◆ **Task goal**:
Scan the records for the word "муки". Copy each line that includes it.

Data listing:

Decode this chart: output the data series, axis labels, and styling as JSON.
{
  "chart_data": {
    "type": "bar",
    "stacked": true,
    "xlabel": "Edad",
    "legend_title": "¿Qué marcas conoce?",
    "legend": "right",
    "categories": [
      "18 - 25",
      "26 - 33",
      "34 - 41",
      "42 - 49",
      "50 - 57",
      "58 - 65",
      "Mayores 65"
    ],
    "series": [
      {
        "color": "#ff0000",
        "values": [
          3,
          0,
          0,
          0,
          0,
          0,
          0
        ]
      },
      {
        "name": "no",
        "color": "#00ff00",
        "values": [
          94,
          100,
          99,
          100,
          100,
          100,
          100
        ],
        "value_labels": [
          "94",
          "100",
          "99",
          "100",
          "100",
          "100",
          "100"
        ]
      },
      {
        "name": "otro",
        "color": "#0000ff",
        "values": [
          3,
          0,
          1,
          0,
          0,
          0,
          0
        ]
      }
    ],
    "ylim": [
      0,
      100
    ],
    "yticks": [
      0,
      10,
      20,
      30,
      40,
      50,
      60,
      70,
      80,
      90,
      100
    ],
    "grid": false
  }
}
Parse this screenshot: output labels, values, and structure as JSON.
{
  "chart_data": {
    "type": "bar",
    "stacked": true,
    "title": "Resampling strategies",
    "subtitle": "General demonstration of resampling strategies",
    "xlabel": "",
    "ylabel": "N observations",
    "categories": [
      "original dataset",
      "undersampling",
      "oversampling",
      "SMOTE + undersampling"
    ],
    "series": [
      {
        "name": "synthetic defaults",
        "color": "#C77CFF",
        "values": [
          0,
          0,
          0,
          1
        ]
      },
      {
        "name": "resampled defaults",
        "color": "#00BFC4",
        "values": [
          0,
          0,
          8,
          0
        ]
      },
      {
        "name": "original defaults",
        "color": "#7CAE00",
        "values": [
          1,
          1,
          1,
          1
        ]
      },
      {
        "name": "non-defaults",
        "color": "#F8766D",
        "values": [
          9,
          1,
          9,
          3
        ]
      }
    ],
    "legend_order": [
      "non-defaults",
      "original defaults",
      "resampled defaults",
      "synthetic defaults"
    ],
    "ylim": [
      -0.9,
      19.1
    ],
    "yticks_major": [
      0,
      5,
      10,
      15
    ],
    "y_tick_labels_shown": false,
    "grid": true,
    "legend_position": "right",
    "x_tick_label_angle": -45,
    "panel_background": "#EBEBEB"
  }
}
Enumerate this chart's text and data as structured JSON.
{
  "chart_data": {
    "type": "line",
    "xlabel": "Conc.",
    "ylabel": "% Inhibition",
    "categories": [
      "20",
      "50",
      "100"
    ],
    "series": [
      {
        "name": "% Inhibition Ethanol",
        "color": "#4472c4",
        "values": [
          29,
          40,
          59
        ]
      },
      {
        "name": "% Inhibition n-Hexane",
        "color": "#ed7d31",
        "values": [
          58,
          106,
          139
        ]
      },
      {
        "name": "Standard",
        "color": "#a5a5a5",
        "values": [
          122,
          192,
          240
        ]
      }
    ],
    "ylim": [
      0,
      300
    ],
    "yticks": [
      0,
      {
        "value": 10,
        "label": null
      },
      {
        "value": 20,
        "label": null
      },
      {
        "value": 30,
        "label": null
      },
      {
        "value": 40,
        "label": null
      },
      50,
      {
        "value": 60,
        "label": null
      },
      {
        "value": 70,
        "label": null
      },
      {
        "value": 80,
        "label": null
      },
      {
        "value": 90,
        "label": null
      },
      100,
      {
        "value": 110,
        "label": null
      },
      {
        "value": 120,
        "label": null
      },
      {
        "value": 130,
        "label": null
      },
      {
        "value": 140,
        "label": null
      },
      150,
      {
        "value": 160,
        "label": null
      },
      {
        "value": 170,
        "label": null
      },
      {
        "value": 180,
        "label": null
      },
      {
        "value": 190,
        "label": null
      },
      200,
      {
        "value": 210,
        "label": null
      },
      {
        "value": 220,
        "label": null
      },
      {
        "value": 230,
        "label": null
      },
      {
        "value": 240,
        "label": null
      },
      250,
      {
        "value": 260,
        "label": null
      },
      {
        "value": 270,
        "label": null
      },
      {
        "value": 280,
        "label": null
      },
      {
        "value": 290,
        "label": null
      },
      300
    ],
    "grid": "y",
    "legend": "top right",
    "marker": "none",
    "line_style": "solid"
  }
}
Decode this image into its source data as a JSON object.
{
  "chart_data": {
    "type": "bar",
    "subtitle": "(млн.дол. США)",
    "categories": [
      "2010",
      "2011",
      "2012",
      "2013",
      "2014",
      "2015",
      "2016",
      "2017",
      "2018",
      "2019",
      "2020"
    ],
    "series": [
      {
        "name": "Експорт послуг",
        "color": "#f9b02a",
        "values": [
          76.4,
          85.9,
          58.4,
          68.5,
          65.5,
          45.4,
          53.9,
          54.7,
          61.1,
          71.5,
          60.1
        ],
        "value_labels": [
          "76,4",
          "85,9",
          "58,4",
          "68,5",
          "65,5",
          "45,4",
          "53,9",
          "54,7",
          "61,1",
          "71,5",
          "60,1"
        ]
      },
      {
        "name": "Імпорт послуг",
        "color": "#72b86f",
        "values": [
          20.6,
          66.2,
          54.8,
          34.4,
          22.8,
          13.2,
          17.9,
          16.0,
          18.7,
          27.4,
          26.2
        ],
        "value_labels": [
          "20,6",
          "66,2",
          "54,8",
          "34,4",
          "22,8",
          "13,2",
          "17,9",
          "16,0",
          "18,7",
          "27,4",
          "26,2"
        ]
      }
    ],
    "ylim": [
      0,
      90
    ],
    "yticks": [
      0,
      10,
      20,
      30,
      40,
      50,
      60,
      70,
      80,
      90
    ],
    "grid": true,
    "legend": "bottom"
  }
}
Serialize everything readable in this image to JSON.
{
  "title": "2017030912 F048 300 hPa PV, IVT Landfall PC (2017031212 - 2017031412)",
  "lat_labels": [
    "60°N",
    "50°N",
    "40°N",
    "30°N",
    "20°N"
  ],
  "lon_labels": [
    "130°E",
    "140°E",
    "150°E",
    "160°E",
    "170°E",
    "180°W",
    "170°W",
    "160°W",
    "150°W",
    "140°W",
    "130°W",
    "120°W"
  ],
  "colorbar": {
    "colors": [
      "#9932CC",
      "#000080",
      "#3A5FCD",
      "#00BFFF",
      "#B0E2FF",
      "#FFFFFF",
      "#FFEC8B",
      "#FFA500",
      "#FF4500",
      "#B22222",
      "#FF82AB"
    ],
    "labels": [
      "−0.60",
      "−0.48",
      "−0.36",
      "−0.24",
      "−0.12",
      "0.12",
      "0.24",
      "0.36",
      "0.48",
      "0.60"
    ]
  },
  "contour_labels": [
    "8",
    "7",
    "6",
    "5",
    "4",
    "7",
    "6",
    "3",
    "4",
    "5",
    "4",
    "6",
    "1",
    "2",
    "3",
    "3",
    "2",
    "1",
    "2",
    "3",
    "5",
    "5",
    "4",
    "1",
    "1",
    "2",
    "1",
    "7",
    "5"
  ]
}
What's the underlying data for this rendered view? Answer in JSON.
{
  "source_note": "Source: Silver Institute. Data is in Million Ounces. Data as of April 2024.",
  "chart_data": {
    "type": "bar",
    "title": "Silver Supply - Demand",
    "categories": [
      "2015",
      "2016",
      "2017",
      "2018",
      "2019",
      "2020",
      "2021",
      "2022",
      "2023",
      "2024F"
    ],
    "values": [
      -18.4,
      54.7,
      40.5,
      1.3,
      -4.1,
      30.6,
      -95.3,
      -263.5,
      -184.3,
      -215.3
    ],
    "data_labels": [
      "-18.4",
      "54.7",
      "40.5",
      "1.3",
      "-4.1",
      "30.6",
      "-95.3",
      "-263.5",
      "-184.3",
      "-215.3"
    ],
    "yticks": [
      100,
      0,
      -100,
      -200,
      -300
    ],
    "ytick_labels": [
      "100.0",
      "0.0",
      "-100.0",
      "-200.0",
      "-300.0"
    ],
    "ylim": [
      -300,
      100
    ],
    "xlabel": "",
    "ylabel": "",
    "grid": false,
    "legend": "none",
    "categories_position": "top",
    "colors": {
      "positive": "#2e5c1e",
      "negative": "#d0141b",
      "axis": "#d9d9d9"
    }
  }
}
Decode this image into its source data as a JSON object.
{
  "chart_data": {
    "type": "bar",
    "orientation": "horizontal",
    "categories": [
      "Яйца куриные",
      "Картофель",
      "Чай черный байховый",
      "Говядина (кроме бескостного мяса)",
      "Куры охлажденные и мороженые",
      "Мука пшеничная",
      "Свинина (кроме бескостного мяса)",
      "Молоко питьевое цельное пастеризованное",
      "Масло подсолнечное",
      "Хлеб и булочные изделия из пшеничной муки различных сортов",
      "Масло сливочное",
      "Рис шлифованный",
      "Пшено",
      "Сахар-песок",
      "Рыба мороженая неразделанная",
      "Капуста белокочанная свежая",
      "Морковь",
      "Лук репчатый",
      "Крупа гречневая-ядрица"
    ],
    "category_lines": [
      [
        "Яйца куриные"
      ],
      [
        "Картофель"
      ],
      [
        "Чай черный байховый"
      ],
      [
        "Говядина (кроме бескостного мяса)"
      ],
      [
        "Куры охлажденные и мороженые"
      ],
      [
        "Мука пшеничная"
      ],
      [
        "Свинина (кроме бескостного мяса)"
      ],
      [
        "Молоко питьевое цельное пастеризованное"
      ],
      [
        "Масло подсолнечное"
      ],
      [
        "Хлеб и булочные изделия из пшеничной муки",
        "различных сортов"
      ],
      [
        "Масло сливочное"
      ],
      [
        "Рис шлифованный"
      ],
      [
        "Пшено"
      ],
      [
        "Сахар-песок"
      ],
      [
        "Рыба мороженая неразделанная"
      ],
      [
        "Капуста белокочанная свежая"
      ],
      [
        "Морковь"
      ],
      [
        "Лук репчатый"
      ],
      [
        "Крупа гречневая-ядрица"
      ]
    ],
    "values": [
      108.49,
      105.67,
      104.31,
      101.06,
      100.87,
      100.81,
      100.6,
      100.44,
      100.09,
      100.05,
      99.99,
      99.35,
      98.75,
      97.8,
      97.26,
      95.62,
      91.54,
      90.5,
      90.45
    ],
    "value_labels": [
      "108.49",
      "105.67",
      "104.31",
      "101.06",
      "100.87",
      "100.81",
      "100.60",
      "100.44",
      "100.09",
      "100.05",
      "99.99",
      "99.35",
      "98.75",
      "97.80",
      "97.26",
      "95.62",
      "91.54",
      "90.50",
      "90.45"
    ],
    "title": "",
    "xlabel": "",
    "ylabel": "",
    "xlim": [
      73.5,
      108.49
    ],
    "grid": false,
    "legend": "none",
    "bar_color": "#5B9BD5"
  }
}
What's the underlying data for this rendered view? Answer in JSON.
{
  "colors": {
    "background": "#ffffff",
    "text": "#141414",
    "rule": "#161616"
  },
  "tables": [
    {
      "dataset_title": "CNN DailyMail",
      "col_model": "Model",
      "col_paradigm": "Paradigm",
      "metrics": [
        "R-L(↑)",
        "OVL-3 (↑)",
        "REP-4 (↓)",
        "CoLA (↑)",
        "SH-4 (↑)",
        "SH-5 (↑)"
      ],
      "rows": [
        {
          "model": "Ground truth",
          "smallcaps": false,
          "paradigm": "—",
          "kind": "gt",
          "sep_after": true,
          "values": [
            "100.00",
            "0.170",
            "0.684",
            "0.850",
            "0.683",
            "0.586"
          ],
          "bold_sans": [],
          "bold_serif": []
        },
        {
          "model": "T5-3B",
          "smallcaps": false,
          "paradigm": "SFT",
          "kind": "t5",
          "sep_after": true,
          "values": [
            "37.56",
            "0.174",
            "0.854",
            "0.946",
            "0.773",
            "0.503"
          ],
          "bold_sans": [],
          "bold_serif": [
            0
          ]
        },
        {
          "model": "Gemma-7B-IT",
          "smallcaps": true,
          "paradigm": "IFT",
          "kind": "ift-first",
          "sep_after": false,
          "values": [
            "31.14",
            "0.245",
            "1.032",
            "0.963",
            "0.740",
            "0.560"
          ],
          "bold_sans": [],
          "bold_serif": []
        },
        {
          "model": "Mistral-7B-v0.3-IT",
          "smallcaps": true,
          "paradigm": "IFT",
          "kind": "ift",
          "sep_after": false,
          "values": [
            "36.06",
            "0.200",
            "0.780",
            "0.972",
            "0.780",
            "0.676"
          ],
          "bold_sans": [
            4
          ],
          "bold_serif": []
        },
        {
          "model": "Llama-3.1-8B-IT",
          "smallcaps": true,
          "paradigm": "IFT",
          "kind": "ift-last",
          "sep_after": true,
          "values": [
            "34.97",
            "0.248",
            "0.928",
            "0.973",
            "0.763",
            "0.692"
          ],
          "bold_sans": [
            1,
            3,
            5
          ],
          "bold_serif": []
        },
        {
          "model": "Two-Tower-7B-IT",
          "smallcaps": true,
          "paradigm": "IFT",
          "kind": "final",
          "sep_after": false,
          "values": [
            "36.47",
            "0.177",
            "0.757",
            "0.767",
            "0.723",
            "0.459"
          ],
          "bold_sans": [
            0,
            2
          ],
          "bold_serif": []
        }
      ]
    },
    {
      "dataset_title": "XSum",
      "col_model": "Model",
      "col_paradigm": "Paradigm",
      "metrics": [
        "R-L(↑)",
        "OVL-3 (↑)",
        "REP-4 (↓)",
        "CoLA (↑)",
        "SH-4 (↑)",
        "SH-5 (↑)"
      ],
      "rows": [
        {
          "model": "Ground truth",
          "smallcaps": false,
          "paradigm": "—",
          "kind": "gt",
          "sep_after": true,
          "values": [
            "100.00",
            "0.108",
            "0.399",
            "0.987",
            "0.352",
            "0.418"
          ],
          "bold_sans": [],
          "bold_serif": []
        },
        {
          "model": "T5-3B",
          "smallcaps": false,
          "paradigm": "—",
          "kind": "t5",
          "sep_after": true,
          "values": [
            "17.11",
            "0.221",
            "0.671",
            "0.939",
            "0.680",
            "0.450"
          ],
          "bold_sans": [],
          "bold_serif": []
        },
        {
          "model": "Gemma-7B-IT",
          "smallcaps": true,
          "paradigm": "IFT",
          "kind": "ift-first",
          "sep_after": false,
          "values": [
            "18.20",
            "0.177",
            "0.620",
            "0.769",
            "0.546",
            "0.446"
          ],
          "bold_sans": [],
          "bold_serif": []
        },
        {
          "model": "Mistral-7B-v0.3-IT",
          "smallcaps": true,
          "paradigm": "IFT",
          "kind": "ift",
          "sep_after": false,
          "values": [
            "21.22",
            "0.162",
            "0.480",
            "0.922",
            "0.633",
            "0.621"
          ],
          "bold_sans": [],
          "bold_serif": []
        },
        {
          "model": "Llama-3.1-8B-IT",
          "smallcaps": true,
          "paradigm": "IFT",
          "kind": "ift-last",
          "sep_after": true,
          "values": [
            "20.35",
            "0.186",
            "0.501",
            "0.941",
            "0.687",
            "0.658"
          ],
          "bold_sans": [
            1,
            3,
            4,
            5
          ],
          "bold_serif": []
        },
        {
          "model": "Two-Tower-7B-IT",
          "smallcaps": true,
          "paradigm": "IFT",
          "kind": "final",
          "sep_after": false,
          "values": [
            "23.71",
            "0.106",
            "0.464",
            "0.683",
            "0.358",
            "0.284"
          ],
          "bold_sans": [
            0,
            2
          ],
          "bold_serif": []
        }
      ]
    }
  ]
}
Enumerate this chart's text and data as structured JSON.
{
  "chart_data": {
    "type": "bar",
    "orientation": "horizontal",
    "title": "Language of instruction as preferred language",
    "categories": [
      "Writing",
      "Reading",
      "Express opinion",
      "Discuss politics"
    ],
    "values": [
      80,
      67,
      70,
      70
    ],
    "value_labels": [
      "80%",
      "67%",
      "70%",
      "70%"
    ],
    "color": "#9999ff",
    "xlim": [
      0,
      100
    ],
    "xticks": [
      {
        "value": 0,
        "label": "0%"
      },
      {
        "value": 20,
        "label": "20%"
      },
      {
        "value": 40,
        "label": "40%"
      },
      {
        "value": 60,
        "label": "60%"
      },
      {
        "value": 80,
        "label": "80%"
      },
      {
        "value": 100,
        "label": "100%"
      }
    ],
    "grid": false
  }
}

◆ **Exercise output**:
      "Хлеб и булочные изделия из пшеничной муки различных сортов",
        "Хлеб и булочные изделия из пшеничной муки",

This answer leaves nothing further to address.